* start DATASET RECORDS *

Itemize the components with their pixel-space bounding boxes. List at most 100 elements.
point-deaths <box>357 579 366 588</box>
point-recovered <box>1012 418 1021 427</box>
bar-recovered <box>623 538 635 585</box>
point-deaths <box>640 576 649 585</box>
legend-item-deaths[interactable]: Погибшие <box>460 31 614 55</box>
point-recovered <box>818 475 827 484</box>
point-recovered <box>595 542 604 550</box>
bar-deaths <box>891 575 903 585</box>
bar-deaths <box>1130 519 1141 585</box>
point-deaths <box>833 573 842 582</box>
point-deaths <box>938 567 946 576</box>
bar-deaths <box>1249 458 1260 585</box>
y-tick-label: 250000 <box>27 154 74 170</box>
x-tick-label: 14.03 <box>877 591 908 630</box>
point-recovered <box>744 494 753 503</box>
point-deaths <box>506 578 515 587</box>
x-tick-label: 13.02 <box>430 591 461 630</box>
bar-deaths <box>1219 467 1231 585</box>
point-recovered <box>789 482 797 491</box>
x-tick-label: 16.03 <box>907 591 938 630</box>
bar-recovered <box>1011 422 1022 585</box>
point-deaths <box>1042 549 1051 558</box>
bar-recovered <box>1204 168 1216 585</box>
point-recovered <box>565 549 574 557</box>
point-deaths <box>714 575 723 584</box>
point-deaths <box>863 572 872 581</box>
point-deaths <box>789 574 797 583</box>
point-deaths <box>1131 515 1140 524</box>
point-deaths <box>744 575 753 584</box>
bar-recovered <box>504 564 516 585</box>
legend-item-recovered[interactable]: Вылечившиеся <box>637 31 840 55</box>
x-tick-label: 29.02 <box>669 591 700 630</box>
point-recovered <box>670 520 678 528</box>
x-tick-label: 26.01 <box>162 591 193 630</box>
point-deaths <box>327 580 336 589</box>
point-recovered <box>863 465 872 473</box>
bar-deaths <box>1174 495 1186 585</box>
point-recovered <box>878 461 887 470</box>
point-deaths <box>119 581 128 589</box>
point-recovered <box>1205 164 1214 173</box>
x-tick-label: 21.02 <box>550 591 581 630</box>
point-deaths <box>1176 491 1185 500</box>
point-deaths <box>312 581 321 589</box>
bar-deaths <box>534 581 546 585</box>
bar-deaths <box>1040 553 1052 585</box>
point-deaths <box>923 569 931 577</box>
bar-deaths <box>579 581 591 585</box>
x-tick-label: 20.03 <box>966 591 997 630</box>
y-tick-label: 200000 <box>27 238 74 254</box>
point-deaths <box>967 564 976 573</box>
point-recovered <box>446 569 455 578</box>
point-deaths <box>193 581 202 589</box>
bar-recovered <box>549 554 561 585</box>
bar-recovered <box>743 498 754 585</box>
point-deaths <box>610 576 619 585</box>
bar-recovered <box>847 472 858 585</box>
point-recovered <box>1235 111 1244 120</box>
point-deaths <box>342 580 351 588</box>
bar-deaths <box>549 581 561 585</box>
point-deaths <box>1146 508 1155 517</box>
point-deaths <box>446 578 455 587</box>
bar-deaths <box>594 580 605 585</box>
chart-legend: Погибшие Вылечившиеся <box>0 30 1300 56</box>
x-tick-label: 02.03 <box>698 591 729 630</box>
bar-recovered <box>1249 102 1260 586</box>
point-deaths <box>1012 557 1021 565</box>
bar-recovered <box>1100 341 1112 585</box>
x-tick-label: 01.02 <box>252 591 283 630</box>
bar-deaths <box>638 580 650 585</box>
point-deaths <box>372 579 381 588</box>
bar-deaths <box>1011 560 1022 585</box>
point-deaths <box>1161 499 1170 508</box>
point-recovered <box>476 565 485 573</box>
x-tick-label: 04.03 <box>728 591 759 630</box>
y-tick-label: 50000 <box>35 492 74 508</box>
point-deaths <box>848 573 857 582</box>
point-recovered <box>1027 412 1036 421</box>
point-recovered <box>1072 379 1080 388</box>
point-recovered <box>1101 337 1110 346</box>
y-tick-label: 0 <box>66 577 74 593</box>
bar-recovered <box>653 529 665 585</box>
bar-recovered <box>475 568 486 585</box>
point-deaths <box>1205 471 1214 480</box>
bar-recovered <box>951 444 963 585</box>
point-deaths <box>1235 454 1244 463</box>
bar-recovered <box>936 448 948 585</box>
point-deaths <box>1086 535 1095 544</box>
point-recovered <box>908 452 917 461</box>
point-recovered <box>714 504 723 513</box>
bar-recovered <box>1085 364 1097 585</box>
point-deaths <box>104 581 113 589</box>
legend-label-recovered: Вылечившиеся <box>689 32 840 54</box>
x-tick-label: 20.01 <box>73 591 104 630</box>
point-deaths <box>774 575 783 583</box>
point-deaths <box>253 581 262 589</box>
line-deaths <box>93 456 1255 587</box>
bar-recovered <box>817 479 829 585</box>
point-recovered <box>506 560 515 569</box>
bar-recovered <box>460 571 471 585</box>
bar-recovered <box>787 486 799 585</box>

* end DATASET RECORDS *

-- EXERCISE INSTRUCTIONS --
Can you render every line in the entries above as a JSON list of strings, one string per line, leaving out any blank lines?

-- CORRECT RESULT --
[
  "Itemize the components with their pixel-space bounding boxes. List at most 100 elements.",
  "point-deaths <box>357 579 366 588</box>",
  "point-recovered <box>1012 418 1021 427</box>",
  "bar-recovered <box>623 538 635 585</box>",
  "point-deaths <box>640 576 649 585</box>",
  "legend-item-deaths[interactable]: Погибшие <box>460 31 614 55</box>",
  "point-recovered <box>818 475 827 484</box>",
  "point-recovered <box>595 542 604 550</box>",
  "bar-deaths <box>891 575 903 585</box>",
  "bar-deaths <box>1130 519 1141 585</box>",
  "point-deaths <box>833 573 842 582</box>",
  "point-deaths <box>938 567 946 576</box>",
  "bar-deaths <box>1249 458 1260 585</box>",
  "y-tick-label: 250000 <box>27 154 74 170</box>",
  "x-tick-label: 14.03 <box>877 591 908 630</box>",
  "point-recovered <box>744 494 753 503</box>",
  "point-deaths <box>506 578 515 587</box>",
  "x-tick-label: 13.02 <box>430 591 461 630</box>",
  "bar-deaths <box>1219 467 1231 585</box>",
  "point-recovered <box>789 482 797 491</box>",
  "x-tick-label: 16.03 <box>907 591 938 630</box>",
  "bar-recovered <box>1011 422 1022 585</box>",
  "point-deaths <box>1042 549 1051 558</box>",
  "bar-recovered <box>1204 168 1216 585</box>",
  "point-recovered <box>565 549 574 557</box>",
  "point-deaths <box>714 575 723 584</box>",
  "point-deaths <box>863 572 872 581</box>",
  "point-deaths <box>789 574 797 583</box>",
  "point-deaths <box>1131 515 1140 524</box>",
  "point-deaths <box>744 575 753 584</box>",
  "bar-recovered <box>504 564 516 585</box>",
  "legend-item-recovered[interactable]: Вылечившиеся <box>637 31 840 55</box>",
  "x-tick-label: 29.02 <box>669 591 700 630</box>",
  "point-recovered <box>670 520 678 528</box>",
  "x-tick-label: 26.01 <box>162 591 193 630</box>",
  "point-deaths <box>327 580 336 589</box>",
  "point-recovered <box>863 465 872 473</box>",
  "bar-deaths <box>1174 495 1186 585</box>",
  "point-recovered <box>878 461 887 470</box>",
  "point-deaths <box>119 581 128 589</box>",
  "point-recovered <box>1205 164 1214 173</box>",
  "x-tick-label: 21.02 <box>550 591 581 630</box>",
  "point-deaths <box>1176 491 1185 500</box>",
  "point-deaths <box>312 581 321 589</box>",
  "bar-deaths <box>534 581 546 585</box>",
  "bar-deaths <box>1040 553 1052 585</box>",
  "point-deaths <box>923 569 931 577</box>",
  "bar-deaths <box>579 581 591 585</box>",
  "x-tick-label: 20.03 <box>966 591 997 630</box>",
  "y-tick-label: 200000 <box>27 238 74 254</box>",
  "point-deaths <box>967 564 976 573</box>",
  "point-recovered <box>446 569 455 578</box>",
  "point-deaths <box>193 581 202 589</box>",
  "bar-recovered <box>549 554 561 585</box>",
  "bar-recovered <box>743 498 754 585</box>",
  "point-deaths <box>610 576 619 585</box>",
  "bar-recovered <box>847 472 858 585</box>",
  "point-recovered <box>1235 111 1244 120</box>",
  "point-deaths <box>342 580 351 588</box>",
  "bar-deaths <box>549 581 561 585</box>",
  "point-deaths <box>1146 508 1155 517</box>",
  "point-deaths <box>446 578 455 587</box>",
  "bar-deaths <box>594 580 605 585</box>",
  "chart-legend: Погибшие Вылечившиеся <box>0 30 1300 56</box>",
  "x-tick-label: 02.03 <box>698 591 729 630</box>",
  "bar-recovered <box>1249 102 1260 586</box>",
  "point-deaths <box>1012 557 1021 565</box>",
  "bar-recovered <box>1100 341 1112 585</box>",
  "x-tick-label: 01.02 <box>252 591 283 630</box>",
  "bar-deaths <box>638 580 650 585</box>",
  "point-deaths <box>372 579 381 588</box>",
  "bar-deaths <box>1011 560 1022 585</box>",
  "point-deaths <box>1161 499 1170 508</box>",
  "point-recovered <box>476 565 485 573</box>",
  "x-tick-label: 04.03 <box>728 591 759 630</box>",
  "y-tick-label: 50000 <box>35 492 74 508</box>",
  "point-deaths <box>848 573 857 582</box>",
  "point-recovered <box>1027 412 1036 421</box>",
  "point-recovered <box>1072 379 1080 388</box>",
  "point-recovered <box>1101 337 1110 346</box>",
  "y-tick-label: 0 <box>66 577 74 593</box>",
  "bar-recovered <box>653 529 665 585</box>",
  "bar-recovered <box>475 568 486 585</box>",
  "point-deaths <box>1205 471 1214 480</box>",
  "bar-recovered <box>951 444 963 585</box>",
  "point-deaths <box>1235 454 1244 463</box>",
  "bar-recovered <box>936 448 948 585</box>",
  "point-deaths <box>1086 535 1095 544</box>",
  "point-recovered <box>908 452 917 461</box>",
  "point-recovered <box>714 504 723 513</box>",
  "bar-recovered <box>1085 364 1097 585</box>",
  "point-deaths <box>104 581 113 589</box>",
  "legend-label-recovered: Вылечившиеся <box>689 32 840 54</box>",
  "x-tick-label: 20.01 <box>73 591 104 630</box>",
  "point-deaths <box>774 575 783 583</box>",
  "point-deaths <box>253 581 262 589</box>",
  "line-deaths <box>93 456 1255 587</box>",
  "bar-recovered <box>817 479 829 585</box>",
  "point-recovered <box>506 560 515 569</box>",
  "bar-recovered <box>460 571 471 585</box>",
  "bar-recovered <box>787 486 799 585</box>"
]